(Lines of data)
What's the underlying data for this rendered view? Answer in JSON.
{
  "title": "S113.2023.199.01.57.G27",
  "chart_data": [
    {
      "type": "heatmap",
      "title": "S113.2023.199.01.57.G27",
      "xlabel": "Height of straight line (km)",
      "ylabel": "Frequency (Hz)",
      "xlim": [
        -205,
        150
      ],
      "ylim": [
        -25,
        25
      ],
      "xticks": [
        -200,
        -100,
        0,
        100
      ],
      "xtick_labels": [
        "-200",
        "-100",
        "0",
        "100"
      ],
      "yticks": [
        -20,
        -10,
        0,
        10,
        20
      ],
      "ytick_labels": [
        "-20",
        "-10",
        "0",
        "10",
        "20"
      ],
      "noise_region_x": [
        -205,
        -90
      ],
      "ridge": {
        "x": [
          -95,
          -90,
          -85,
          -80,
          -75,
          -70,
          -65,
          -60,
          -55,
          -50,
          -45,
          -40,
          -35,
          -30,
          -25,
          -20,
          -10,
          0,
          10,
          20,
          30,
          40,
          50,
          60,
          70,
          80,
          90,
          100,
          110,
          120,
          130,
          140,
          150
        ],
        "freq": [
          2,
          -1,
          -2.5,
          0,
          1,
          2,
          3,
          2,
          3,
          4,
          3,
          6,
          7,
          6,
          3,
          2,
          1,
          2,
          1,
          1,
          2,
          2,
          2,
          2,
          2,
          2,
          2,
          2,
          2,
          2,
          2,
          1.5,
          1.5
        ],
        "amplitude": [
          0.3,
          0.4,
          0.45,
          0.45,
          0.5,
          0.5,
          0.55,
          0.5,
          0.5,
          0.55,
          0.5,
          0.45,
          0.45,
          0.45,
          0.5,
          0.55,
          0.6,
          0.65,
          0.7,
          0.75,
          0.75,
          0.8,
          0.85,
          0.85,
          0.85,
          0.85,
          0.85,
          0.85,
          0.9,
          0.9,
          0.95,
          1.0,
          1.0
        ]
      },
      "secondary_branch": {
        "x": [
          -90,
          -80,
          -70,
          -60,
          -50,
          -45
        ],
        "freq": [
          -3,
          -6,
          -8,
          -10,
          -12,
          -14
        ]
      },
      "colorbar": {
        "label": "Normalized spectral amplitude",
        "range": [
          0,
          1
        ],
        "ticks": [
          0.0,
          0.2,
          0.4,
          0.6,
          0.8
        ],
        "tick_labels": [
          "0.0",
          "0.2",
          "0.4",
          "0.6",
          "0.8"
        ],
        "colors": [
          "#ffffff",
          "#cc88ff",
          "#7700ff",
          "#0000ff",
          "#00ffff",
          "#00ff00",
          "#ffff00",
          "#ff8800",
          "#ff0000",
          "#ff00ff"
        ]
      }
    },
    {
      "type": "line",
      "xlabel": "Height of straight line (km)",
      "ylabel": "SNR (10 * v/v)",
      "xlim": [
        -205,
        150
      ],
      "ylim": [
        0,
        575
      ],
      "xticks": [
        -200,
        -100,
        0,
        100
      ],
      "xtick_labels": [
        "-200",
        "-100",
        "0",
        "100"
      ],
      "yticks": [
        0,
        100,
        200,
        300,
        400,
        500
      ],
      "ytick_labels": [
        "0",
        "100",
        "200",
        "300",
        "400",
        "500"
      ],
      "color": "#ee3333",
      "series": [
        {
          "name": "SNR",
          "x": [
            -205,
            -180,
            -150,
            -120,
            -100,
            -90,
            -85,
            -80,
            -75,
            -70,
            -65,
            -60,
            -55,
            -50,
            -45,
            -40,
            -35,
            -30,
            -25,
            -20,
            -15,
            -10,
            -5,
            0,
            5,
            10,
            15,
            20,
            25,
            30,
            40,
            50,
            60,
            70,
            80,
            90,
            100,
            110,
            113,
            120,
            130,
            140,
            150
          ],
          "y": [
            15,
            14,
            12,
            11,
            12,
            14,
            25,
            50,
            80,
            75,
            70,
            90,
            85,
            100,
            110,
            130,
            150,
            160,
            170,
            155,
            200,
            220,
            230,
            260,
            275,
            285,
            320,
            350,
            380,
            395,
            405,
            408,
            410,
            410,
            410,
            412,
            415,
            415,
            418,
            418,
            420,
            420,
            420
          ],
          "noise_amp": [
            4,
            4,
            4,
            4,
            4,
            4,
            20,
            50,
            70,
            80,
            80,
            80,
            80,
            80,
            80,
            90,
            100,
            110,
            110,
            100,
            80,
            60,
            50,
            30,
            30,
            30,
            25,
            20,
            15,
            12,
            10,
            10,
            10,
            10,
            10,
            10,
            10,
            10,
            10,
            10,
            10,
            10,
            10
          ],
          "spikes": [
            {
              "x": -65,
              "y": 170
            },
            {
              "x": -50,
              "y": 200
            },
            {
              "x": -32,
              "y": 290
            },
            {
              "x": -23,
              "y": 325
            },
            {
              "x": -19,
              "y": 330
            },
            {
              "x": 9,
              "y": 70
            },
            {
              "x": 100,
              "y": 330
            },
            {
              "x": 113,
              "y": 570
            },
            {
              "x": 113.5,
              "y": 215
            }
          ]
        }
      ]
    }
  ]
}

* _DIRECTION_: Please repeat the listing exactly, with nothing left out.

* _WRITTEN ANSWER_:
What's the underlying data for this rendered view? Answer in JSON.
{
  "title": "S113.2023.199.01.57.G27",
  "chart_data": [
    {
      "type": "heatmap",
      "title": "S113.2023.199.01.57.G27",
      "xlabel": "Height of straight line (km)",
      "ylabel": "Frequency (Hz)",
      "xlim": [
        -205,
        150
      ],
      "ylim": [
        -25,
        25
      ],
      "xticks": [
        -200,
        -100,
        0,
        100
      ],
      "xtick_labels": [
        "-200",
        "-100",
        "0",
        "100"
      ],
      "yticks": [
        -20,
        -10,
        0,
        10,
        20
      ],
      "ytick_labels": [
        "-20",
        "-10",
        "0",
        "10",
        "20"
      ],
      "noise_region_x": [
        -205,
        -90
      ],
      "ridge": {
        "x": [
          -95,
          -90,
          -85,
          -80,
          -75,
          -70,
          -65,
          -60,
          -55,
          -50,
          -45,
          -40,
          -35,
          -30,
          -25,
          -20,
          -10,
          0,
          10,
          20,
          30,
          40,
          50,
          60,
          70,
          80,
          90,
          100,
          110,
          120,
          130,
          140,
          150
        ],
        "freq": [
          2,
          -1,
          -2.5,
          0,
          1,
          2,
          3,
          2,
          3,
          4,
          3,
          6,
          7,
          6,
          3,
          2,
          1,
          2,
          1,
          1,
          2,
          2,
          2,
          2,
          2,
          2,
          2,
          2,
          2,
          2,
          2,
          1.5,
          1.5
        ],
        "amplitude": [
          0.3,
          0.4,
          0.45,
          0.45,
          0.5,
          0.5,
          0.55,
          0.5,
          0.5,
          0.55,
          0.5,
          0.45,
          0.45,
          0.45,
          0.5,
          0.55,
          0.6,
          0.65,
          0.7,
          0.75,
          0.75,
          0.8,
          0.85,
          0.85,
          0.85,
          0.85,
          0.85,
          0.85,
          0.9,
          0.9,
          0.95,
          1.0,
          1.0
        ]
      },
      "secondary_branch": {
        "x": [
          -90,
          -80,
          -70,
          -60,
          -50,
          -45
        ],
        "freq": [
          -3,
          -6,
          -8,
          -10,
          -12,
          -14
        ]
      },
      "colorbar": {
        "label": "Normalized spectral amplitude",
        "range": [
          0,
          1
        ],
        "ticks": [
          0.0,
          0.2,
          0.4,
          0.6,
          0.8
        ],
        "tick_labels": [
          "0.0",
          "0.2",
          "0.4",
          "0.6",
          "0.8"
        ],
        "colors": [
          "#ffffff",
          "#cc88ff",
          "#7700ff",
          "#0000ff",
          "#00ffff",
          "#00ff00",
          "#ffff00",
          "#ff8800",
          "#ff0000",
          "#ff00ff"
        ]
      }
    },
    {
      "type": "line",
      "xlabel": "Height of straight line (km)",
      "ylabel": "SNR (10 * v/v)",
      "xlim": [
        -205,
        150
      ],
      "ylim": [
        0,
        575
      ],
      "xticks": [
        -200,
        -100,
        0,
        100
      ],
      "xtick_labels": [
        "-200",
        "-100",
        "0",
        "100"
      ],
      "yticks": [
        0,
        100,
        200,
        300,
        400,
        500
      ],
      "ytick_labels": [
        "0",
        "100",
        "200",
        "300",
        "400",
        "500"
      ],
      "color": "#ee3333",
      "series": [
        {
          "name": "SNR",
          "x": [
            -205,
            -180,
            -150,
            -120,
            -100,
            -90,
            -85,
            -80,
            -75,
            -70,
            -65,
            -60,
            -55,
            -50,
            -45,
            -40,
            -35,
            -30,
            -25,
            -20,
            -15,
            -10,
            -5,
            0,
            5,
            10,
            15,
            20,
            25,
            30,
            40,
            50,
            60,
            70,
            80,
            90,
            100,
            110,
            113,
            120,
            130,
            140,
            150
          ],
          "y": [
            15,
            14,
            12,
            11,
            12,
            14,
            25,
            50,
            80,
            75,
            70,
            90,
            85,
            100,
            110,
            130,
            150,
            160,
            170,
            155,
            200,
            220,
            230,
            260,
            275,
            285,
            320,
            350,
            380,
            395,
            405,
            408,
            410,
            410,
            410,
            412,
            415,
            415,
            418,
            418,
            420,
            420,
            420
          ],
          "noise_amp": [
            4,
            4,
            4,
            4,
            4,
            4,
            20,
            50,
            70,
            80,
            80,
            80,
            80,
            80,
            80,
            90,
            100,
            110,
            110,
            100,
            80,
            60,
            50,
            30,
            30,
            30,
            25,
            20,
            15,
            12,
            10,
            10,
            10,
            10,
            10,
            10,
            10,
            10,
            10,
            10,
            10,
            10,
            10
          ],
          "spikes": [
            {
              "x": -65,
              "y": 170
            },
            {
              "x": -50,
              "y": 200
            },
            {
              "x": -32,
              "y": 290
            },
            {
              "x": -23,
              "y": 325
            },
            {
              "x": -19,
              "y": 330
            },
            {
              "x": 9,
              "y": 70
            },
            {
              "x": 100,
              "y": 330
            },
            {
              "x": 113,
              "y": 570
            },
            {
              "x": 113.5,
              "y": 215
            }
          ]
        }
      ]
    }
  ]
}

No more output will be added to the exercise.